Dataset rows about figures
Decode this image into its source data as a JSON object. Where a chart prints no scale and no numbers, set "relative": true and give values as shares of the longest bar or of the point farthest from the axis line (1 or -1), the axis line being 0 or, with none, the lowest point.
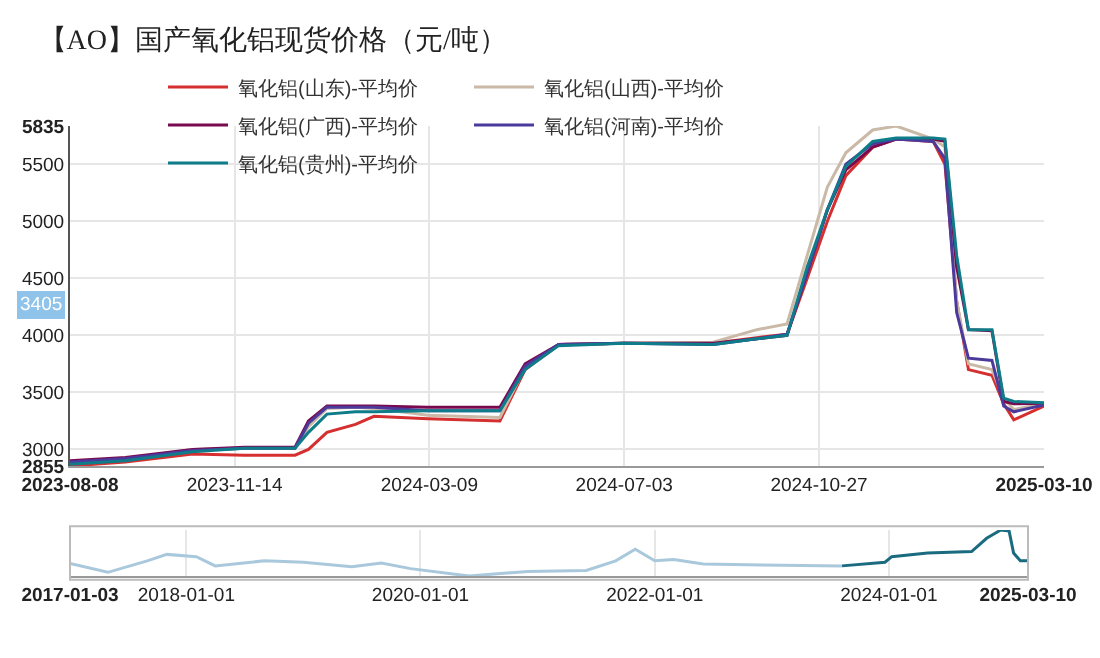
{
  "chart_data": [
    {
      "type": "line",
      "title": "【AO】国产氧化铝现货价格（元/吨）",
      "legend": "top",
      "grid": true,
      "x": [
        "2023-08-08",
        "2023-09-10",
        "2023-10-20",
        "2023-11-20",
        "2023-12-20",
        "2023-12-28",
        "2024-01-08",
        "2024-01-25",
        "2024-02-05",
        "2024-03-08",
        "2024-04-20",
        "2024-05-05",
        "2024-05-25",
        "2024-07-03",
        "2024-08-25",
        "2024-09-20",
        "2024-10-08",
        "2024-10-20",
        "2024-11-01",
        "2024-11-12",
        "2024-11-28",
        "2024-12-12",
        "2025-01-03",
        "2025-01-10",
        "2025-01-17",
        "2025-01-24",
        "2025-02-07",
        "2025-02-14",
        "2025-02-20",
        "2025-03-10"
      ],
      "xlim": [
        "2023-08-08",
        "2025-03-10"
      ],
      "xticks": [
        {
          "value": "2023-08-08",
          "label": "2023-08-08"
        },
        {
          "value": "2023-11-14",
          "label": "2023-11-14"
        },
        {
          "value": "2024-03-09",
          "label": "2024-03-09"
        },
        {
          "value": "2024-07-03",
          "label": "2024-07-03"
        },
        {
          "value": "2024-10-27",
          "label": "2024-10-27"
        },
        {
          "value": "2025-03-10",
          "label": "2025-03-10"
        }
      ],
      "ylim": [
        2855,
        5835
      ],
      "yticks": [
        2855,
        3000,
        3500,
        4000,
        4500,
        5000,
        5500,
        5835
      ],
      "annotations": [
        "3405"
      ],
      "series": [
        {
          "name": "氧化铝(山东)-平均价",
          "color": "#d62f2f",
          "values": [
            2855,
            2890,
            2960,
            2950,
            2950,
            3000,
            3150,
            3220,
            3290,
            3270,
            3250,
            3700,
            3920,
            3930,
            3930,
            3980,
            4010,
            4500,
            5000,
            5400,
            5650,
            5720,
            5700,
            5500,
            4300,
            3700,
            3650,
            3400,
            3260,
            3380
          ]
        },
        {
          "name": "氧化铝(山西)-平均价",
          "color": "#c9b9a6",
          "values": [
            2880,
            2920,
            3000,
            3010,
            3010,
            3200,
            3360,
            3370,
            3360,
            3300,
            3280,
            3720,
            3920,
            3930,
            3940,
            4050,
            4100,
            4700,
            5300,
            5600,
            5800,
            5835,
            5720,
            5650,
            4300,
            3750,
            3700,
            3450,
            3350,
            3400
          ]
        },
        {
          "name": "氧化铝(广西)-平均价",
          "color": "#7a0a4f",
          "values": [
            2900,
            2930,
            3000,
            3020,
            3020,
            3250,
            3380,
            3380,
            3380,
            3370,
            3370,
            3750,
            3920,
            3930,
            3930,
            3970,
            4000,
            4550,
            5100,
            5450,
            5650,
            5720,
            5720,
            5700,
            4600,
            4050,
            4040,
            3420,
            3400,
            3405
          ]
        },
        {
          "name": "氧化铝(河南)-平均价",
          "color": "#4b3a9c",
          "values": [
            2890,
            2920,
            2990,
            3010,
            3010,
            3230,
            3370,
            3370,
            3370,
            3340,
            3340,
            3730,
            3920,
            3930,
            3920,
            3970,
            4010,
            4550,
            5100,
            5500,
            5680,
            5720,
            5700,
            5550,
            4200,
            3800,
            3780,
            3380,
            3330,
            3390
          ]
        },
        {
          "name": "氧化铝(贵州)-平均价",
          "color": "#0f7c89",
          "values": [
            2870,
            2900,
            2980,
            3010,
            3010,
            3150,
            3310,
            3330,
            3330,
            3340,
            3340,
            3700,
            3910,
            3930,
            3920,
            3970,
            4000,
            4600,
            5100,
            5480,
            5700,
            5730,
            5730,
            5720,
            4700,
            4050,
            4050,
            3450,
            3420,
            3410
          ]
        }
      ]
    },
    {
      "type": "line",
      "relative": true,
      "grid": "x",
      "legend": false,
      "xlim": [
        "2017-01-03",
        "2025-03-10"
      ],
      "xticks": [
        {
          "value": "2017-01-03",
          "label": "2017-01-03"
        },
        {
          "value": "2018-01-01",
          "label": "2018-01-01"
        },
        {
          "value": "2020-01-01",
          "label": "2020-01-01"
        },
        {
          "value": "2022-01-01",
          "label": "2022-01-01"
        },
        {
          "value": "2024-01-01",
          "label": "2024-01-01"
        },
        {
          "value": "2025-03-10",
          "label": "2025-03-10"
        }
      ],
      "series": [
        {
          "color": "#a9c8dc",
          "x": [
            "2017-01-03",
            "2017-05-01",
            "2017-09-01",
            "2017-11-01",
            "2018-02-01",
            "2018-04-01",
            "2018-09-01",
            "2019-01-01",
            "2019-06-01",
            "2019-09-01",
            "2019-12-01",
            "2020-06-01",
            "2020-12-01",
            "2021-06-01",
            "2021-09-01",
            "2021-11-01",
            "2022-01-01",
            "2022-03-01",
            "2022-06-01",
            "2022-12-01",
            "2023-08-08"
          ],
          "values": [
            0.27,
            0.08,
            0.33,
            0.47,
            0.42,
            0.22,
            0.33,
            0.3,
            0.2,
            0.28,
            0.16,
            0,
            0.1,
            0.12,
            0.33,
            0.58,
            0.33,
            0.36,
            0.26,
            0.24,
            0.22
          ]
        },
        {
          "color": "#1a6b80",
          "x": [
            "2023-08-08",
            "2023-12-20",
            "2024-01-10",
            "2024-05-01",
            "2024-09-15",
            "2024-11-01",
            "2024-12-15",
            "2025-01-10",
            "2025-01-24",
            "2025-02-14",
            "2025-03-10"
          ],
          "values": [
            0.22,
            0.3,
            0.42,
            0.5,
            0.53,
            0.82,
            1,
            0.98,
            0.5,
            0.33,
            0.33
          ]
        }
      ]
    }
  ]
}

> **WHAT THE TASK ASKS**:
Reproduce all of the material exactly, apart from the pictures.

> **SOLUTION TO THE PROBLEM**:
Decode this image into its source data as a JSON object. Where a chart prints no scale and no numbers, set "relative": true and give values as shares of the longest bar or of the point farthest from the axis line (1 or -1), the axis line being 0 or, with none, the lowest point.
{
  "chart_data": [
    {
      "type": "line",
      "title": "【AO】国产氧化铝现货价格（元/吨）",
      "legend": "top",
      "grid": true,
      "x": [
        "2023-08-08",
        "2023-09-10",
        "2023-10-20",
        "2023-11-20",
        "2023-12-20",
        "2023-12-28",
        "2024-01-08",
        "2024-01-25",
        "2024-02-05",
        "2024-03-08",
        "2024-04-20",
        "2024-05-05",
        "2024-05-25",
        "2024-07-03",
        "2024-08-25",
        "2024-09-20",
        "2024-10-08",
        "2024-10-20",
        "2024-11-01",
        "2024-11-12",
        "2024-11-28",
        "2024-12-12",
        "2025-01-03",
        "2025-01-10",
        "2025-01-17",
        "2025-01-24",
        "2025-02-07",
        "2025-02-14",
        "2025-02-20",
        "2025-03-10"
      ],
      "xlim": [
        "2023-08-08",
        "2025-03-10"
      ],
      "xticks": [
        {
          "value": "2023-08-08",
          "label": "2023-08-08"
        },
        {
          "value": "2023-11-14",
          "label": "2023-11-14"
        },
        {
          "value": "2024-03-09",
          "label": "2024-03-09"
        },
        {
          "value": "2024-07-03",
          "label": "2024-07-03"
        },
        {
          "value": "2024-10-27",
          "label": "2024-10-27"
        },
        {
          "value": "2025-03-10",
          "label": "2025-03-10"
        }
      ],
      "ylim": [
        2855,
        5835
      ],
      "yticks": [
        2855,
        3000,
        3500,
        4000,
        4500,
        5000,
        5500,
        5835
      ],
      "annotations": [
        "3405"
      ],
      "series": [
        {
          "name": "氧化铝(山东)-平均价",
          "color": "#d62f2f",
          "values": [
            2855,
            2890,
            2960,
            2950,
            2950,
            3000,
            3150,
            3220,
            3290,
            3270,
            3250,
            3700,
            3920,
            3930,
            3930,
            3980,
            4010,
            4500,
            5000,
            5400,
            5650,
            5720,
            5700,
            5500,
            4300,
            3700,
            3650,
            3400,
            3260,
            3380
          ]
        },
        {
          "name": "氧化铝(山西)-平均价",
          "color": "#c9b9a6",
          "values": [
            2880,
            2920,
            3000,
            3010,
            3010,
            3200,
            3360,
            3370,
            3360,
            3300,
            3280,
            3720,
            3920,
            3930,
            3940,
            4050,
            4100,
            4700,
            5300,
            5600,
            5800,
            5835,
            5720,
            5650,
            4300,
            3750,
            3700,
            3450,
            3350,
            3400
          ]
        },
        {
          "name": "氧化铝(广西)-平均价",
          "color": "#7a0a4f",
          "values": [
            2900,
            2930,
            3000,
            3020,
            3020,
            3250,
            3380,
            3380,
            3380,
            3370,
            3370,
            3750,
            3920,
            3930,
            3930,
            3970,
            4000,
            4550,
            5100,
            5450,
            5650,
            5720,
            5720,
            5700,
            4600,
            4050,
            4040,
            3420,
            3400,
            3405
          ]
        },
        {
          "name": "氧化铝(河南)-平均价",
          "color": "#4b3a9c",
          "values": [
            2890,
            2920,
            2990,
            3010,
            3010,
            3230,
            3370,
            3370,
            3370,
            3340,
            3340,
            3730,
            3920,
            3930,
            3920,
            3970,
            4010,
            4550,
            5100,
            5500,
            5680,
            5720,
            5700,
            5550,
            4200,
            3800,
            3780,
            3380,
            3330,
            3390
          ]
        },
        {
          "name": "氧化铝(贵州)-平均价",
          "color": "#0f7c89",
          "values": [
            2870,
            2900,
            2980,
            3010,
            3010,
            3150,
            3310,
            3330,
            3330,
            3340,
            3340,
            3700,
            3910,
            3930,
            3920,
            3970,
            4000,
            4600,
            5100,
            5480,
            5700,
            5730,
            5730,
            5720,
            4700,
            4050,
            4050,
            3450,
            3420,
            3410
          ]
        }
      ]
    },
    {
      "type": "line",
      "relative": true,
      "grid": "x",
      "legend": false,
      "xlim": [
        "2017-01-03",
        "2025-03-10"
      ],
      "xticks": [
        {
          "value": "2017-01-03",
          "label": "2017-01-03"
        },
        {
          "value": "2018-01-01",
          "label": "2018-01-01"
        },
        {
          "value": "2020-01-01",
          "label": "2020-01-01"
        },
        {
          "value": "2022-01-01",
          "label": "2022-01-01"
        },
        {
          "value": "2024-01-01",
          "label": "2024-01-01"
        },
        {
          "value": "2025-03-10",
          "label": "2025-03-10"
        }
      ],
      "series": [
        {
          "color": "#a9c8dc",
          "x": [
            "2017-01-03",
            "2017-05-01",
            "2017-09-01",
            "2017-11-01",
            "2018-02-01",
            "2018-04-01",
            "2018-09-01",
            "2019-01-01",
            "2019-06-01",
            "2019-09-01",
            "2019-12-01",
            "2020-06-01",
            "2020-12-01",
            "2021-06-01",
            "2021-09-01",
            "2021-11-01",
            "2022-01-01",
            "2022-03-01",
            "2022-06-01",
            "2022-12-01",
            "2023-08-08"
          ],
          "values": [
            0.27,
            0.08,
            0.33,
            0.47,
            0.42,
            0.22,
            0.33,
            0.3,
            0.2,
            0.28,
            0.16,
            0,
            0.1,
            0.12,
            0.33,
            0.58,
            0.33,
            0.36,
            0.26,
            0.24,
            0.22
          ]
        },
        {
          "color": "#1a6b80",
          "x": [
            "2023-08-08",
            "2023-12-20",
            "2024-01-10",
            "2024-05-01",
            "2024-09-15",
            "2024-11-01",
            "2024-12-15",
            "2025-01-10",
            "2025-01-24",
            "2025-02-14",
            "2025-03-10"
          ],
          "values": [
            0.22,
            0.3,
            0.42,
            0.5,
            0.53,
            0.82,
            1,
            0.98,
            0.5,
            0.33,
            0.33
          ]
        }
      ]
    }
  ]
}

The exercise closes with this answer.